[Begin PROVIDED DATA]

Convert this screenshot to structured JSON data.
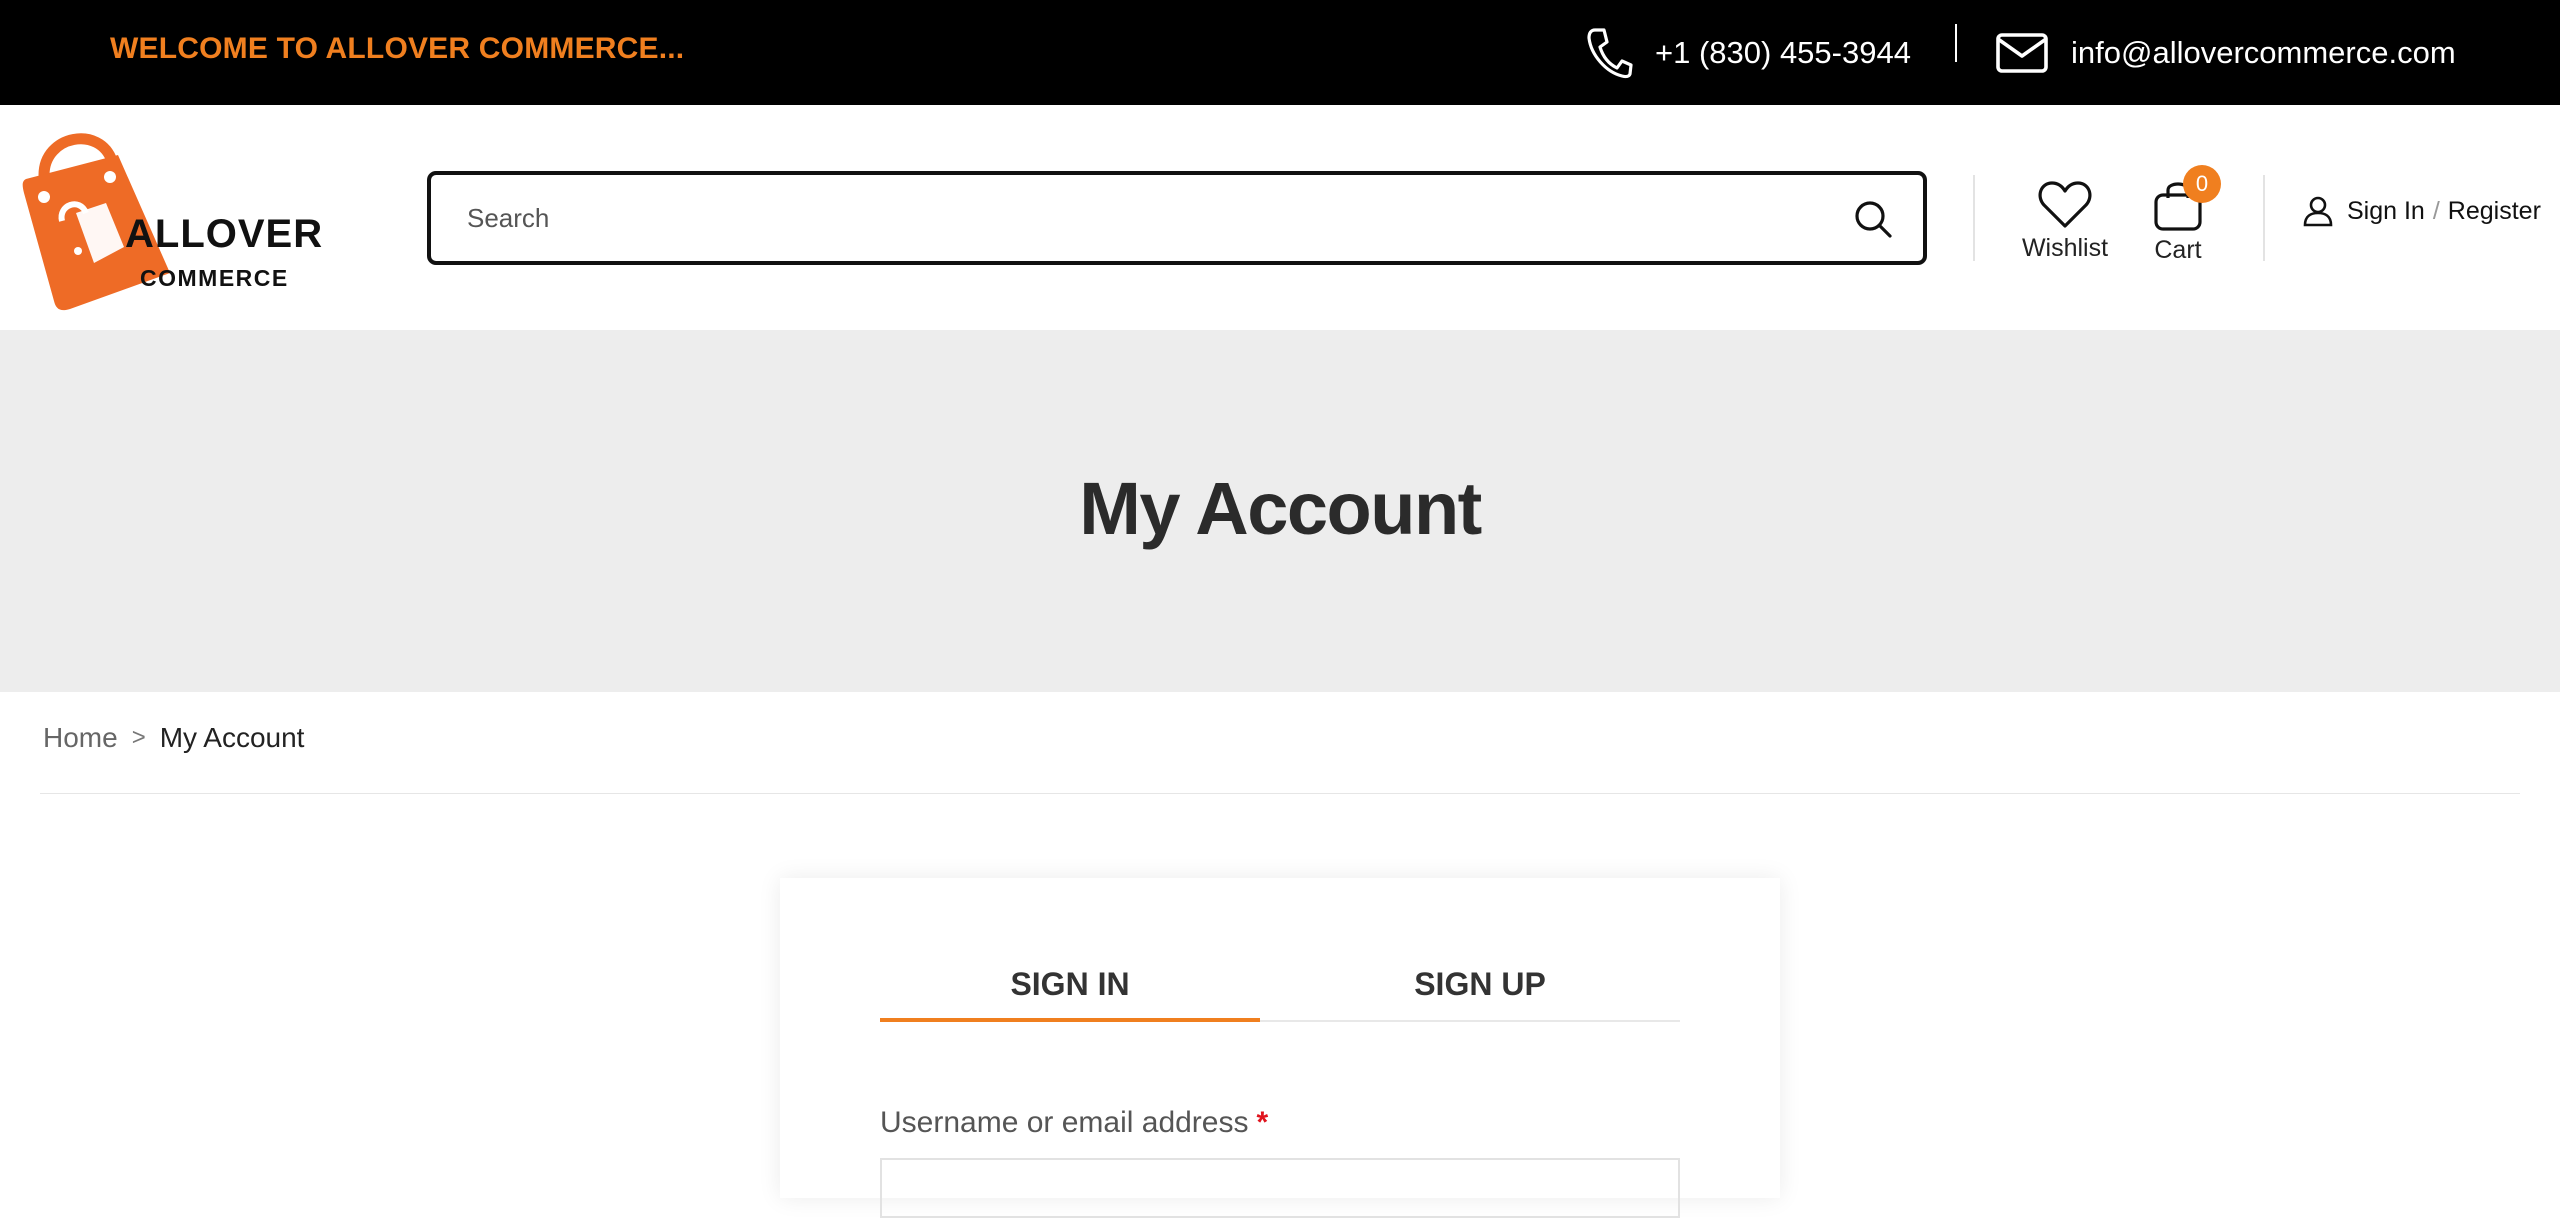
{
  "topbar": {
    "welcome": "WELCOME TO ALLOVER COMMERCE...",
    "phone": "+1 (830) 455-3944",
    "email": "info@allovercommerce.com"
  },
  "logo": {
    "brand_line1": "ALLOVER",
    "brand_line2": "COMMERCE"
  },
  "search": {
    "placeholder": "Search"
  },
  "header": {
    "wishlist_label": "Wishlist",
    "cart_label": "Cart",
    "cart_count": "0",
    "sign_in_label": "Sign In",
    "separator": "/",
    "register_label": "Register"
  },
  "banner": {
    "title": "My Account"
  },
  "breadcrumb": {
    "home": "Home",
    "separator": ">",
    "current": "My Account"
  },
  "auth": {
    "tab_signin": "SIGN IN",
    "tab_signup": "SIGN UP",
    "username_label": "Username or email address",
    "required_marker": "*"
  },
  "colors": {
    "accent": "#f07f1f",
    "topbar_bg": "#000000",
    "banner_bg": "#ededed"
  }
}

[End PROVIDED DATA]

**PROMPT:** Output all of the records exactly as they appear above, but not the pictures.

**REPLY:**
Convert this screenshot to structured JSON data.
{
  "topbar": {
    "welcome": "WELCOME TO ALLOVER COMMERCE...",
    "phone": "+1 (830) 455-3944",
    "email": "info@allovercommerce.com"
  },
  "logo": {
    "brand_line1": "ALLOVER",
    "brand_line2": "COMMERCE"
  },
  "search": {
    "placeholder": "Search"
  },
  "header": {
    "wishlist_label": "Wishlist",
    "cart_label": "Cart",
    "cart_count": "0",
    "sign_in_label": "Sign In",
    "separator": "/",
    "register_label": "Register"
  },
  "banner": {
    "title": "My Account"
  },
  "breadcrumb": {
    "home": "Home",
    "separator": ">",
    "current": "My Account"
  },
  "auth": {
    "tab_signin": "SIGN IN",
    "tab_signup": "SIGN UP",
    "username_label": "Username or email address",
    "required_marker": "*"
  },
  "colors": {
    "accent": "#f07f1f",
    "topbar_bg": "#000000",
    "banner_bg": "#ededed"
  }
}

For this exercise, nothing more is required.